# Do this
Leave out the pictures and transcribe everything else exactly.

# Provided material
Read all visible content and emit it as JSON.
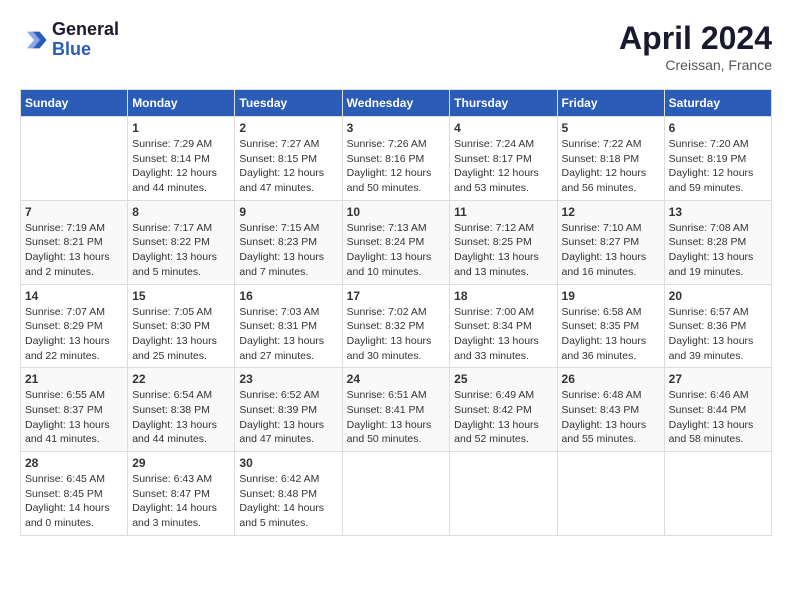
{
  "header": {
    "logo_line1": "General",
    "logo_line2": "Blue",
    "month_title": "April 2024",
    "location": "Creissan, France"
  },
  "columns": [
    "Sunday",
    "Monday",
    "Tuesday",
    "Wednesday",
    "Thursday",
    "Friday",
    "Saturday"
  ],
  "weeks": [
    [
      {
        "day": "",
        "info": ""
      },
      {
        "day": "1",
        "info": "Sunrise: 7:29 AM\nSunset: 8:14 PM\nDaylight: 12 hours and 44 minutes."
      },
      {
        "day": "2",
        "info": "Sunrise: 7:27 AM\nSunset: 8:15 PM\nDaylight: 12 hours and 47 minutes."
      },
      {
        "day": "3",
        "info": "Sunrise: 7:26 AM\nSunset: 8:16 PM\nDaylight: 12 hours and 50 minutes."
      },
      {
        "day": "4",
        "info": "Sunrise: 7:24 AM\nSunset: 8:17 PM\nDaylight: 12 hours and 53 minutes."
      },
      {
        "day": "5",
        "info": "Sunrise: 7:22 AM\nSunset: 8:18 PM\nDaylight: 12 hours and 56 minutes."
      },
      {
        "day": "6",
        "info": "Sunrise: 7:20 AM\nSunset: 8:19 PM\nDaylight: 12 hours and 59 minutes."
      }
    ],
    [
      {
        "day": "7",
        "info": "Sunrise: 7:19 AM\nSunset: 8:21 PM\nDaylight: 13 hours and 2 minutes."
      },
      {
        "day": "8",
        "info": "Sunrise: 7:17 AM\nSunset: 8:22 PM\nDaylight: 13 hours and 5 minutes."
      },
      {
        "day": "9",
        "info": "Sunrise: 7:15 AM\nSunset: 8:23 PM\nDaylight: 13 hours and 7 minutes."
      },
      {
        "day": "10",
        "info": "Sunrise: 7:13 AM\nSunset: 8:24 PM\nDaylight: 13 hours and 10 minutes."
      },
      {
        "day": "11",
        "info": "Sunrise: 7:12 AM\nSunset: 8:25 PM\nDaylight: 13 hours and 13 minutes."
      },
      {
        "day": "12",
        "info": "Sunrise: 7:10 AM\nSunset: 8:27 PM\nDaylight: 13 hours and 16 minutes."
      },
      {
        "day": "13",
        "info": "Sunrise: 7:08 AM\nSunset: 8:28 PM\nDaylight: 13 hours and 19 minutes."
      }
    ],
    [
      {
        "day": "14",
        "info": "Sunrise: 7:07 AM\nSunset: 8:29 PM\nDaylight: 13 hours and 22 minutes."
      },
      {
        "day": "15",
        "info": "Sunrise: 7:05 AM\nSunset: 8:30 PM\nDaylight: 13 hours and 25 minutes."
      },
      {
        "day": "16",
        "info": "Sunrise: 7:03 AM\nSunset: 8:31 PM\nDaylight: 13 hours and 27 minutes."
      },
      {
        "day": "17",
        "info": "Sunrise: 7:02 AM\nSunset: 8:32 PM\nDaylight: 13 hours and 30 minutes."
      },
      {
        "day": "18",
        "info": "Sunrise: 7:00 AM\nSunset: 8:34 PM\nDaylight: 13 hours and 33 minutes."
      },
      {
        "day": "19",
        "info": "Sunrise: 6:58 AM\nSunset: 8:35 PM\nDaylight: 13 hours and 36 minutes."
      },
      {
        "day": "20",
        "info": "Sunrise: 6:57 AM\nSunset: 8:36 PM\nDaylight: 13 hours and 39 minutes."
      }
    ],
    [
      {
        "day": "21",
        "info": "Sunrise: 6:55 AM\nSunset: 8:37 PM\nDaylight: 13 hours and 41 minutes."
      },
      {
        "day": "22",
        "info": "Sunrise: 6:54 AM\nSunset: 8:38 PM\nDaylight: 13 hours and 44 minutes."
      },
      {
        "day": "23",
        "info": "Sunrise: 6:52 AM\nSunset: 8:39 PM\nDaylight: 13 hours and 47 minutes."
      },
      {
        "day": "24",
        "info": "Sunrise: 6:51 AM\nSunset: 8:41 PM\nDaylight: 13 hours and 50 minutes."
      },
      {
        "day": "25",
        "info": "Sunrise: 6:49 AM\nSunset: 8:42 PM\nDaylight: 13 hours and 52 minutes."
      },
      {
        "day": "26",
        "info": "Sunrise: 6:48 AM\nSunset: 8:43 PM\nDaylight: 13 hours and 55 minutes."
      },
      {
        "day": "27",
        "info": "Sunrise: 6:46 AM\nSunset: 8:44 PM\nDaylight: 13 hours and 58 minutes."
      }
    ],
    [
      {
        "day": "28",
        "info": "Sunrise: 6:45 AM\nSunset: 8:45 PM\nDaylight: 14 hours and 0 minutes."
      },
      {
        "day": "29",
        "info": "Sunrise: 6:43 AM\nSunset: 8:47 PM\nDaylight: 14 hours and 3 minutes."
      },
      {
        "day": "30",
        "info": "Sunrise: 6:42 AM\nSunset: 8:48 PM\nDaylight: 14 hours and 5 minutes."
      },
      {
        "day": "",
        "info": ""
      },
      {
        "day": "",
        "info": ""
      },
      {
        "day": "",
        "info": ""
      },
      {
        "day": "",
        "info": ""
      }
    ]
  ]
}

# Task answer
Read all visible content and emit it as JSON.
{
  "header": {
    "logo_line1": "General",
    "logo_line2": "Blue",
    "month_title": "April 2024",
    "location": "Creissan, France"
  },
  "columns": [
    "Sunday",
    "Monday",
    "Tuesday",
    "Wednesday",
    "Thursday",
    "Friday",
    "Saturday"
  ],
  "weeks": [
    [
      {
        "day": "",
        "info": ""
      },
      {
        "day": "1",
        "info": "Sunrise: 7:29 AM\nSunset: 8:14 PM\nDaylight: 12 hours and 44 minutes."
      },
      {
        "day": "2",
        "info": "Sunrise: 7:27 AM\nSunset: 8:15 PM\nDaylight: 12 hours and 47 minutes."
      },
      {
        "day": "3",
        "info": "Sunrise: 7:26 AM\nSunset: 8:16 PM\nDaylight: 12 hours and 50 minutes."
      },
      {
        "day": "4",
        "info": "Sunrise: 7:24 AM\nSunset: 8:17 PM\nDaylight: 12 hours and 53 minutes."
      },
      {
        "day": "5",
        "info": "Sunrise: 7:22 AM\nSunset: 8:18 PM\nDaylight: 12 hours and 56 minutes."
      },
      {
        "day": "6",
        "info": "Sunrise: 7:20 AM\nSunset: 8:19 PM\nDaylight: 12 hours and 59 minutes."
      }
    ],
    [
      {
        "day": "7",
        "info": "Sunrise: 7:19 AM\nSunset: 8:21 PM\nDaylight: 13 hours and 2 minutes."
      },
      {
        "day": "8",
        "info": "Sunrise: 7:17 AM\nSunset: 8:22 PM\nDaylight: 13 hours and 5 minutes."
      },
      {
        "day": "9",
        "info": "Sunrise: 7:15 AM\nSunset: 8:23 PM\nDaylight: 13 hours and 7 minutes."
      },
      {
        "day": "10",
        "info": "Sunrise: 7:13 AM\nSunset: 8:24 PM\nDaylight: 13 hours and 10 minutes."
      },
      {
        "day": "11",
        "info": "Sunrise: 7:12 AM\nSunset: 8:25 PM\nDaylight: 13 hours and 13 minutes."
      },
      {
        "day": "12",
        "info": "Sunrise: 7:10 AM\nSunset: 8:27 PM\nDaylight: 13 hours and 16 minutes."
      },
      {
        "day": "13",
        "info": "Sunrise: 7:08 AM\nSunset: 8:28 PM\nDaylight: 13 hours and 19 minutes."
      }
    ],
    [
      {
        "day": "14",
        "info": "Sunrise: 7:07 AM\nSunset: 8:29 PM\nDaylight: 13 hours and 22 minutes."
      },
      {
        "day": "15",
        "info": "Sunrise: 7:05 AM\nSunset: 8:30 PM\nDaylight: 13 hours and 25 minutes."
      },
      {
        "day": "16",
        "info": "Sunrise: 7:03 AM\nSunset: 8:31 PM\nDaylight: 13 hours and 27 minutes."
      },
      {
        "day": "17",
        "info": "Sunrise: 7:02 AM\nSunset: 8:32 PM\nDaylight: 13 hours and 30 minutes."
      },
      {
        "day": "18",
        "info": "Sunrise: 7:00 AM\nSunset: 8:34 PM\nDaylight: 13 hours and 33 minutes."
      },
      {
        "day": "19",
        "info": "Sunrise: 6:58 AM\nSunset: 8:35 PM\nDaylight: 13 hours and 36 minutes."
      },
      {
        "day": "20",
        "info": "Sunrise: 6:57 AM\nSunset: 8:36 PM\nDaylight: 13 hours and 39 minutes."
      }
    ],
    [
      {
        "day": "21",
        "info": "Sunrise: 6:55 AM\nSunset: 8:37 PM\nDaylight: 13 hours and 41 minutes."
      },
      {
        "day": "22",
        "info": "Sunrise: 6:54 AM\nSunset: 8:38 PM\nDaylight: 13 hours and 44 minutes."
      },
      {
        "day": "23",
        "info": "Sunrise: 6:52 AM\nSunset: 8:39 PM\nDaylight: 13 hours and 47 minutes."
      },
      {
        "day": "24",
        "info": "Sunrise: 6:51 AM\nSunset: 8:41 PM\nDaylight: 13 hours and 50 minutes."
      },
      {
        "day": "25",
        "info": "Sunrise: 6:49 AM\nSunset: 8:42 PM\nDaylight: 13 hours and 52 minutes."
      },
      {
        "day": "26",
        "info": "Sunrise: 6:48 AM\nSunset: 8:43 PM\nDaylight: 13 hours and 55 minutes."
      },
      {
        "day": "27",
        "info": "Sunrise: 6:46 AM\nSunset: 8:44 PM\nDaylight: 13 hours and 58 minutes."
      }
    ],
    [
      {
        "day": "28",
        "info": "Sunrise: 6:45 AM\nSunset: 8:45 PM\nDaylight: 14 hours and 0 minutes."
      },
      {
        "day": "29",
        "info": "Sunrise: 6:43 AM\nSunset: 8:47 PM\nDaylight: 14 hours and 3 minutes."
      },
      {
        "day": "30",
        "info": "Sunrise: 6:42 AM\nSunset: 8:48 PM\nDaylight: 14 hours and 5 minutes."
      },
      {
        "day": "",
        "info": ""
      },
      {
        "day": "",
        "info": ""
      },
      {
        "day": "",
        "info": ""
      },
      {
        "day": "",
        "info": ""
      }
    ]
  ]
}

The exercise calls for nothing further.